**短い課題 1**.
パチンコ機についての本文によると、第2回収部27の下流端部にはどのセンサが配設されていますか。
========================
ここで、発射レール24に沿う位置には、発射球を検出する発射球検出センサSEaが配設されている。また、第1回収部26の下流端部には、入賞球および排出球を検出する使用済み球検出センサSEbが配設されている。更に、第2回収部27の下流端部には、ファール球を検出するファール球検出センサSEcが配設されている。
(制御基板59,60,65,66について)
図3に示すように、パチンコ機10は、パチンコ球数の計数(例えば、持ち球数の更新等に関する制御等)に関する制御等を実行する球数制御基板59と、遊技に関する統括的な制御(例えば、特図当り判定に関する制御等)を実行する遊技制御基板60と、演出に関する統括的な制御(例えば、図柄表示装置17やスピーカ18や枠ランプ19等の制御)を実行する演出制御基板65と、図柄表示装置17の表示制御を実行する表示制御基板66とを備えている。以下、遊技制御基板60、球数制御基板59、演出制御基板65、表示制御基板66の順に、各制御基板の主な構造や制御内容に関して説明する。
(遊技制御基板60)
遊技制御基板60は、制御処理を実行する遊技制御CPU60a、遊技制御CPU60aが実行する制御プログラムを記憶する遊技制御ROM60b、遊技制御CPU60aの処理に必要なデータの書込み・読出しが可能な遊技制御RAM60c等を備えている。
========================
**短い課題 2**.
リストのうち、「Vandenberghe」という文字列を含む行をすべて集めてください。大文字と小文字は区別します。

[保存済みエントリ]
========================
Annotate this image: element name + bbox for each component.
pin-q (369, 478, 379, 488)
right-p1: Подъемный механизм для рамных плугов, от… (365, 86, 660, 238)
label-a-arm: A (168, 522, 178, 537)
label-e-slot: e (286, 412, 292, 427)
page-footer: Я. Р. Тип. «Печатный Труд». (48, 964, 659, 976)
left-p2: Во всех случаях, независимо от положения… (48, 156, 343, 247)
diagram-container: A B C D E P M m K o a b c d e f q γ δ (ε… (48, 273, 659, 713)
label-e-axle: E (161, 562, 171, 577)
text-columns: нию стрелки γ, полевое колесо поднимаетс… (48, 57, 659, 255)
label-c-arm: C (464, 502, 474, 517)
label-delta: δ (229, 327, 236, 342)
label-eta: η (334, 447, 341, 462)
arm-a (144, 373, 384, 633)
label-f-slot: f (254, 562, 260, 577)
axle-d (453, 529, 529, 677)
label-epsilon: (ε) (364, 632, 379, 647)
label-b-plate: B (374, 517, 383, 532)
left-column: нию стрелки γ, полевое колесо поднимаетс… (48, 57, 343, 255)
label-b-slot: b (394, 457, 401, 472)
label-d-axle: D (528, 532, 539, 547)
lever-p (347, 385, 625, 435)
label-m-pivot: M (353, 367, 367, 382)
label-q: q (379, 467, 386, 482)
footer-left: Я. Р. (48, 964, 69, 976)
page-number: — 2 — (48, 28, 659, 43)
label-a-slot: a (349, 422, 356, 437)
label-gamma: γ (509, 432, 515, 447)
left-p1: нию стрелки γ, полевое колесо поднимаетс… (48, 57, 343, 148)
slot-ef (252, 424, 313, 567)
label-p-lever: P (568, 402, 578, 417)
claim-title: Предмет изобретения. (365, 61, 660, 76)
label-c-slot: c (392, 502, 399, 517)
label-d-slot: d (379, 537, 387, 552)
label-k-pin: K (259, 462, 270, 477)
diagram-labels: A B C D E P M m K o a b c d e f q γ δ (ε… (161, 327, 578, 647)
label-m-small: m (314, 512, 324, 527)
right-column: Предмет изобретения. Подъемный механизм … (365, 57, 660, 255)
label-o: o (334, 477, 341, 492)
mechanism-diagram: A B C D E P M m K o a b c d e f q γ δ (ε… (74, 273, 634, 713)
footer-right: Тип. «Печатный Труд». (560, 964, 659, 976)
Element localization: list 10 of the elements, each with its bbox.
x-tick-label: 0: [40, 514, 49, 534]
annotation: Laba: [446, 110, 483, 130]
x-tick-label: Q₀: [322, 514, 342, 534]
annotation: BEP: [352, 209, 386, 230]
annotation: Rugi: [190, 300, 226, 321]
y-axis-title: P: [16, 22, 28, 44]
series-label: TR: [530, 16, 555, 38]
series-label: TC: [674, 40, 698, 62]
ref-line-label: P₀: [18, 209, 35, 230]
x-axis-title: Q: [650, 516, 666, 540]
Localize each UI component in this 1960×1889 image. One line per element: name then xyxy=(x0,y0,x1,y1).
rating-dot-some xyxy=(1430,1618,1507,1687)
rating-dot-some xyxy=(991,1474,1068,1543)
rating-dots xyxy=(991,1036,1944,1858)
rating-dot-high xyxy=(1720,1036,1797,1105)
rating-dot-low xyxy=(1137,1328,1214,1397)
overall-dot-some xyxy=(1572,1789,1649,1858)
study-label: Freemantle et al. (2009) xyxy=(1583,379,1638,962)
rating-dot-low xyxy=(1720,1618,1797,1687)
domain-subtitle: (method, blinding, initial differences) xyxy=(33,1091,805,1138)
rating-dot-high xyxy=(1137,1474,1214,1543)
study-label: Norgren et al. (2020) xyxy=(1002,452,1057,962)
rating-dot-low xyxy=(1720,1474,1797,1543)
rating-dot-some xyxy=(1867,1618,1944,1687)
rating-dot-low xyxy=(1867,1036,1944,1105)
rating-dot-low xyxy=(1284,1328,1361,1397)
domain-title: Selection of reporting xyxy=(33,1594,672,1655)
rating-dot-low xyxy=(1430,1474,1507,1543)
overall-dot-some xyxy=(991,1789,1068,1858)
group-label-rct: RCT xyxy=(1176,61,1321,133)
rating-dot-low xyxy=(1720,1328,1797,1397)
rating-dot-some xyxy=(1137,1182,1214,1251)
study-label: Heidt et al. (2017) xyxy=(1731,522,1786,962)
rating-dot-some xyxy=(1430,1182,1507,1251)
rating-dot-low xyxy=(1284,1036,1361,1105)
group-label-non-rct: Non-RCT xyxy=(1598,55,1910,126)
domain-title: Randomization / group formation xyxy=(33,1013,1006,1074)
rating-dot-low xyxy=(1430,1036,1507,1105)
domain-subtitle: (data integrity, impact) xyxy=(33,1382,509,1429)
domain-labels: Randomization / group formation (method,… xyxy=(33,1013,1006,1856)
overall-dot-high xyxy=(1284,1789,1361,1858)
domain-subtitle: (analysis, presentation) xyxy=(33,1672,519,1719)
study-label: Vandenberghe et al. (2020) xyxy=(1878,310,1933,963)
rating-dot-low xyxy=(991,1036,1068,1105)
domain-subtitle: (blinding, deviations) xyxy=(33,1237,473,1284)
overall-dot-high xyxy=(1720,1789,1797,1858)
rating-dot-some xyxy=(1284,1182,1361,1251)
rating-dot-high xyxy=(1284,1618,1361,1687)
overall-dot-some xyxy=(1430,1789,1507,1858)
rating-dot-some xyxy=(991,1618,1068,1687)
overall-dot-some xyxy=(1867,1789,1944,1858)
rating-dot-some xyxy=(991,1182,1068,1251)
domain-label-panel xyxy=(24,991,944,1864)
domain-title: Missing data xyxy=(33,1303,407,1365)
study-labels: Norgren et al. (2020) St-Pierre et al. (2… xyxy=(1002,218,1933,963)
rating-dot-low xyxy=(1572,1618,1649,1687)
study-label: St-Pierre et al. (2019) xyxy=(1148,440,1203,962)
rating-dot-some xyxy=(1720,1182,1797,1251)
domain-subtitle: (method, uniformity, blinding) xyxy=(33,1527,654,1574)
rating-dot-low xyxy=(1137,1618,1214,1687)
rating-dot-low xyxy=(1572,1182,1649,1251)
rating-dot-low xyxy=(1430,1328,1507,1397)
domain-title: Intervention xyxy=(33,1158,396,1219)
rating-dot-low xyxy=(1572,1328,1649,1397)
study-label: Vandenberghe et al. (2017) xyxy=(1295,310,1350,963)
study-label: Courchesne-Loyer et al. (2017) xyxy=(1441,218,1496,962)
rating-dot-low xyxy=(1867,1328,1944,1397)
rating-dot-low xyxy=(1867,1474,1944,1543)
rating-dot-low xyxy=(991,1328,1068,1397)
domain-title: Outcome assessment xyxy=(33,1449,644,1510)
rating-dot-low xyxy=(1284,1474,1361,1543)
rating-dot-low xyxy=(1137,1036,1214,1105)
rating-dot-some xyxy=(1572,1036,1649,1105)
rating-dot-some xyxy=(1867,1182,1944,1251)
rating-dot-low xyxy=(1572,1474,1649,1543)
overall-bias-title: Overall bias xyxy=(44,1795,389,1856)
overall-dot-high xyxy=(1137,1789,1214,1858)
========================
**正解 1**.
ファール球を検出するファール球検出センサSEcです。

**正解 2**.
study-label: Vandenberghe et al. (2020) xyxy=(1878,310,1933,963)
study-label: Vandenberghe et al. (2017) xyxy=(1295,310,1350,963)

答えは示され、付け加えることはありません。